TESTO IN ESAME.
= = = =
Ma torniamo quindi nei Paesi Bassi, dove il prossimo “bersaglio” è il Nemo Science Museum. Finora le manifestazioni di Fossil Free Culture NL contro il più grande museo di scienza olandese hanno messo in risalto un altro importante aspetto delle azioni di protesta, nelle quali non c’è solo l’obiettivo di ristabilire la giustizia climatica ma c’è pure tutta una parte dedicata alle rivendicazioni di stampo anticolonialista: “La catastrofe climatica ha origine centinaia di anni fa, quando i colonizzatori iniziarono la loro missione per estrarre ogni pezzo di valore dal suo luogo originale e convertirlo in profitto da qualche altra parte”, spiegano gli artisti del collettivo. “L’Olanda è uno dei Paesi più inquinanti d’Europa e porta avanti il mantra del profitto a ogni costo. Se scaviamo ancora più a fondo, questo mantra ha le sue radici nella schiavitù, nell’estrattivismo e nel colonialismo dell’impero olandese, un’eredità che non possiamo mettere da parte perché influenza ancora tutto ciò che vediamo oggi”.
= = = =
Risponda brevemente alle seguenti domande sul testo in esame.
(a) Quale museo viene indicato come prossimo "bersaglio" nei Paesi Bassi?
(b) Secondo gli artisti del collettivo, quando ha origine la catastrofe climatica?
(c) In che cosa affonda le radici, secondo il collettivo, il mantra del profitto a ogni costo?
= = = =
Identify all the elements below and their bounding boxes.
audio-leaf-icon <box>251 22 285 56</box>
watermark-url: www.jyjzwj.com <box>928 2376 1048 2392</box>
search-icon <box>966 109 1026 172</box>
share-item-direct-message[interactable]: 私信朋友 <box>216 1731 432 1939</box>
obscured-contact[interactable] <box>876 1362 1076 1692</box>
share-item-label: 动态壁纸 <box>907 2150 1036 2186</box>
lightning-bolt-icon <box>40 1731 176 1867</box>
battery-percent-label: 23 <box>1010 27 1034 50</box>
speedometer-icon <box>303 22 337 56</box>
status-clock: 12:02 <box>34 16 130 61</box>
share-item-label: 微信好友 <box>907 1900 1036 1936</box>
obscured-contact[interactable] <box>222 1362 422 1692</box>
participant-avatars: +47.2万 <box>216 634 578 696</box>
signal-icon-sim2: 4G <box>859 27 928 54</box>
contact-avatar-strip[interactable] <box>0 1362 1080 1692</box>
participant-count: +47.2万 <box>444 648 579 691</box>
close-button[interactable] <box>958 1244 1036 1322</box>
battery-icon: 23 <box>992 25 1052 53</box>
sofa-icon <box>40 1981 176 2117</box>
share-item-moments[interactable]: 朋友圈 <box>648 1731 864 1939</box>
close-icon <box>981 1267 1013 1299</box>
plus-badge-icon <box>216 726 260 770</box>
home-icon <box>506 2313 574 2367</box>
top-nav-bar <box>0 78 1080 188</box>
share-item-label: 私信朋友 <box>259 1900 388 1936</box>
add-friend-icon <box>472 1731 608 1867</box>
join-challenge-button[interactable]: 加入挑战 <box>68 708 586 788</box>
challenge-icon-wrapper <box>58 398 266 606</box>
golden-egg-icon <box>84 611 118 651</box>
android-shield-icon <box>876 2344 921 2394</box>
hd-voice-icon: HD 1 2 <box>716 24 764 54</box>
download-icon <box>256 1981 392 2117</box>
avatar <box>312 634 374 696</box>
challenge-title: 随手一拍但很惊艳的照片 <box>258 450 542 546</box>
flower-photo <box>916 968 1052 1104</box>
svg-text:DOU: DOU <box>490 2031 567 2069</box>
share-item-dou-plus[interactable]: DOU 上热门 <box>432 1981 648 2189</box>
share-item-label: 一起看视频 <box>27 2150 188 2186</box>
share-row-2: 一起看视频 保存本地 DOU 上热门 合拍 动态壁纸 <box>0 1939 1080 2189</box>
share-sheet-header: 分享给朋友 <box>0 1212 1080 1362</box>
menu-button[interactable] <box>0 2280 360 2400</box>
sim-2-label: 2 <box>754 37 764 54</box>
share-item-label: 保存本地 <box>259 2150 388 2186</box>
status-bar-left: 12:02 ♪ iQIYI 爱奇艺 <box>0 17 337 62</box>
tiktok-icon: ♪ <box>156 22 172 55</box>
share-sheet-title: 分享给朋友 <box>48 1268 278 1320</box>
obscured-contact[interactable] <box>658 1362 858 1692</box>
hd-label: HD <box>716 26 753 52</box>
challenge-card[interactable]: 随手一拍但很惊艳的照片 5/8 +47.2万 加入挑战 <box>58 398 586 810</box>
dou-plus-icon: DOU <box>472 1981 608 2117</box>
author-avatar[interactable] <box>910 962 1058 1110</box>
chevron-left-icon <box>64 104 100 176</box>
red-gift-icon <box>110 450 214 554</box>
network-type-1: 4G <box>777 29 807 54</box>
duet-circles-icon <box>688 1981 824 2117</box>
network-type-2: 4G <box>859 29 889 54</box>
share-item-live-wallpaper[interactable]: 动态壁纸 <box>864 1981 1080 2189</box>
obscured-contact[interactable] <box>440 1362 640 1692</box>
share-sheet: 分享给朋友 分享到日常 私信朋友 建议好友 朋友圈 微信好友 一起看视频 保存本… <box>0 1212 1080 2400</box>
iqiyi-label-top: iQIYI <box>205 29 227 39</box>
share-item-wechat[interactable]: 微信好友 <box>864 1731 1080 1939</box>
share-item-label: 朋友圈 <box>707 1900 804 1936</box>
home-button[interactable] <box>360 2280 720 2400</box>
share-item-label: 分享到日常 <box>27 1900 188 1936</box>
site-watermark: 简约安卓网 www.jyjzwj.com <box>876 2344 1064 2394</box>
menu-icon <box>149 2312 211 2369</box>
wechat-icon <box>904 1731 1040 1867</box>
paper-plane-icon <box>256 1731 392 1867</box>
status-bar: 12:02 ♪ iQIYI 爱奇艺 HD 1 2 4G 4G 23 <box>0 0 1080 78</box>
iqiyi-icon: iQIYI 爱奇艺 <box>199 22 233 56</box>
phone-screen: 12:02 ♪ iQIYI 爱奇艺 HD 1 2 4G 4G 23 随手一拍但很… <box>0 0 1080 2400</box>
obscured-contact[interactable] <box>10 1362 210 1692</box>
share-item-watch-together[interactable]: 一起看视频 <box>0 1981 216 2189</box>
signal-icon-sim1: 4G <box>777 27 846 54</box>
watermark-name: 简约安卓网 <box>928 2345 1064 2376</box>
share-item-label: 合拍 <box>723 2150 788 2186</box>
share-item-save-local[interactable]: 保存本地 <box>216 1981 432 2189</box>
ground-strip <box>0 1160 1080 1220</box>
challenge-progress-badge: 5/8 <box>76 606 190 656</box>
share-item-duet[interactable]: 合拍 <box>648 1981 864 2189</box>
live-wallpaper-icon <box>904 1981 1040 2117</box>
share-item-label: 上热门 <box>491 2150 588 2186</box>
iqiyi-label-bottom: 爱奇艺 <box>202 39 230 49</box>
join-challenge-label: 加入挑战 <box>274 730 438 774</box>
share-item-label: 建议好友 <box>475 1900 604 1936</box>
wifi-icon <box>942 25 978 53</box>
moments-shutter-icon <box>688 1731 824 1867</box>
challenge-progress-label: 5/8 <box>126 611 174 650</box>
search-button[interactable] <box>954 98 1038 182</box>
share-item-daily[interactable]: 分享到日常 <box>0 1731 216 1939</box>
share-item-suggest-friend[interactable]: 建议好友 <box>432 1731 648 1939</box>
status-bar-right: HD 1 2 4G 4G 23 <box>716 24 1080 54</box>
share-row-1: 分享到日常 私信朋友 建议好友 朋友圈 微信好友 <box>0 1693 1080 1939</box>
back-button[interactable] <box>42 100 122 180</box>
= = = =
SOLUZIONE.
(a) Il Nemo Science Museum, il più grande museo di scienza olandese.
(b) Centinaia di anni fa, quando i colonizzatori iniziarono la loro missione per estrarre ogni pezzo di valore dal suo luogo originale e convertirlo in profitto altrove.
(c) Nella schiavitù, nell'estrattivismo e nel colonialismo dell'impero olandese.